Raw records
-- START --
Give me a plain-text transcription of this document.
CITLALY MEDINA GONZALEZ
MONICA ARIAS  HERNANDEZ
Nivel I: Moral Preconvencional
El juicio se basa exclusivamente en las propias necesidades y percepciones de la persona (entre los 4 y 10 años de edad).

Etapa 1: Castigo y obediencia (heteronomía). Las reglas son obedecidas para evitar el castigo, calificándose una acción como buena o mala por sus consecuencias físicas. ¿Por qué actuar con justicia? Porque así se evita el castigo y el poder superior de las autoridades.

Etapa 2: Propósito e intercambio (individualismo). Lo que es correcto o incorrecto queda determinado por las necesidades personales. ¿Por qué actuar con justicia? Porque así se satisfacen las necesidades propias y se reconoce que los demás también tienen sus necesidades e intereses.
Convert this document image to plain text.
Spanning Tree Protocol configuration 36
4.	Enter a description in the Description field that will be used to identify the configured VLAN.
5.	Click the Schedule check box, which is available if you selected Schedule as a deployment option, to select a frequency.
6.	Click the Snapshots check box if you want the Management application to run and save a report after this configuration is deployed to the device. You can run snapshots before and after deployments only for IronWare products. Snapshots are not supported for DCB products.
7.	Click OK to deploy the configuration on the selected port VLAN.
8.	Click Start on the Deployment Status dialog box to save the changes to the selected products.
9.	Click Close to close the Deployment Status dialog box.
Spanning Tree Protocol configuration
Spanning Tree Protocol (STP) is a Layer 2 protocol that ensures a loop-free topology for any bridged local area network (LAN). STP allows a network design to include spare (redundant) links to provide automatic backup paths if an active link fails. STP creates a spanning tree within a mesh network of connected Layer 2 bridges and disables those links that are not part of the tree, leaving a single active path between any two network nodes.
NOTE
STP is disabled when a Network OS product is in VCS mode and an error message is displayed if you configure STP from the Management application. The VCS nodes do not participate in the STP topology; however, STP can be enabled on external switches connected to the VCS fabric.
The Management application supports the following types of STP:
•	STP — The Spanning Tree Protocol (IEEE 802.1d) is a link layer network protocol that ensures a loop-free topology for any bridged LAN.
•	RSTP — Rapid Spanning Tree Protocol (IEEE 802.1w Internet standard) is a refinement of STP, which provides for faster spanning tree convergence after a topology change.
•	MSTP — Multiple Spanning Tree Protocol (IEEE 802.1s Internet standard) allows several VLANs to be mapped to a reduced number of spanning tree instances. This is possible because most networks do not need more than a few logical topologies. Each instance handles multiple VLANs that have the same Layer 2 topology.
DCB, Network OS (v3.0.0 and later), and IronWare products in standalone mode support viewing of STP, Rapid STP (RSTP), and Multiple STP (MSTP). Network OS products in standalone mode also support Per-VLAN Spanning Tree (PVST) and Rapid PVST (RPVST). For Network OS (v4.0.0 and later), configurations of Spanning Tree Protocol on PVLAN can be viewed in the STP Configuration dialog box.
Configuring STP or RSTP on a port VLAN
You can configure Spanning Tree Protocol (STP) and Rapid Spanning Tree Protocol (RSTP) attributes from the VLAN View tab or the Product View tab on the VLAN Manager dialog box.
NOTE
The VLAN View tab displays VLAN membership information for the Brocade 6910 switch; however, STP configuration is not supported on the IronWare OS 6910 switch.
-- END --
= What is needed =
Print all the data exactly.

= Worked solution =
Give me a plain-text transcription of this document.
CITLALY MEDINA GONZALEZ
MONICA ARIAS  HERNANDEZ
Nivel I: Moral Preconvencional
El juicio se basa exclusivamente en las propias necesidades y percepciones de la persona (entre los 4 y 10 años de edad).

Etapa 1: Castigo y obediencia (heteronomía). Las reglas son obedecidas para evitar el castigo, calificándose una acción como buena o mala por sus consecuencias físicas. ¿Por qué actuar con justicia? Porque así se evita el castigo y el poder superior de las autoridades.

Etapa 2: Propósito e intercambio (individualismo). Lo que es correcto o incorrecto queda determinado por las necesidades personales. ¿Por qué actuar con justicia? Porque así se satisfacen las necesidades propias y se reconoce que los demás también tienen sus necesidades e intereses.
Convert this document image to plain text.
Spanning Tree Protocol configuration 36
4.	Enter a description in the Description field that will be used to identify the configured VLAN.
5.	Click the Schedule check box, which is available if you selected Schedule as a deployment option, to select a frequency.
6.	Click the Snapshots check box if you want the Management application to run and save a report after this configuration is deployed to the device. You can run snapshots before and after deployments only for IronWare products. Snapshots are not supported for DCB products.
7.	Click OK to deploy the configuration on the selected port VLAN.
8.	Click Start on the Deployment Status dialog box to save the changes to the selected products.
9.	Click Close to close the Deployment Status dialog box.
Spanning Tree Protocol configuration
Spanning Tree Protocol (STP) is a Layer 2 protocol that ensures a loop-free topology for any bridged local area network (LAN). STP allows a network design to include spare (redundant) links to provide automatic backup paths if an active link fails. STP creates a spanning tree within a mesh network of connected Layer 2 bridges and disables those links that are not part of the tree, leaving a single active path between any two network nodes.
NOTE
STP is disabled when a Network OS product is in VCS mode and an error message is displayed if you configure STP from the Management application. The VCS nodes do not participate in the STP topology; however, STP can be enabled on external switches connected to the VCS fabric.
The Management application supports the following types of STP:
•	STP — The Spanning Tree Protocol (IEEE 802.1d) is a link layer network protocol that ensures a loop-free topology for any bridged LAN.
•	RSTP — Rapid Spanning Tree Protocol (IEEE 802.1w Internet standard) is a refinement of STP, which provides for faster spanning tree convergence after a topology change.
•	MSTP — Multiple Spanning Tree Protocol (IEEE 802.1s Internet standard) allows several VLANs to be mapped to a reduced number of spanning tree instances. This is possible because most networks do not need more than a few logical topologies. Each instance handles multiple VLANs that have the same Layer 2 topology.
DCB, Network OS (v3.0.0 and later), and IronWare products in standalone mode support viewing of STP, Rapid STP (RSTP), and Multiple STP (MSTP). Network OS products in standalone mode also support Per-VLAN Spanning Tree (PVST) and Rapid PVST (RPVST). For Network OS (v4.0.0 and later), configurations of Spanning Tree Protocol on PVLAN can be viewed in the STP Configuration dialog box.
Configuring STP or RSTP on a port VLAN
You can configure Spanning Tree Protocol (STP) and Rapid Spanning Tree Protocol (RSTP) attributes from the VLAN View tab or the Product View tab on the VLAN Manager dialog box.
NOTE
The VLAN View tab displays VLAN membership information for the Brocade 6910 switch; however, STP configuration is not supported on the IronWare OS 6910 switch.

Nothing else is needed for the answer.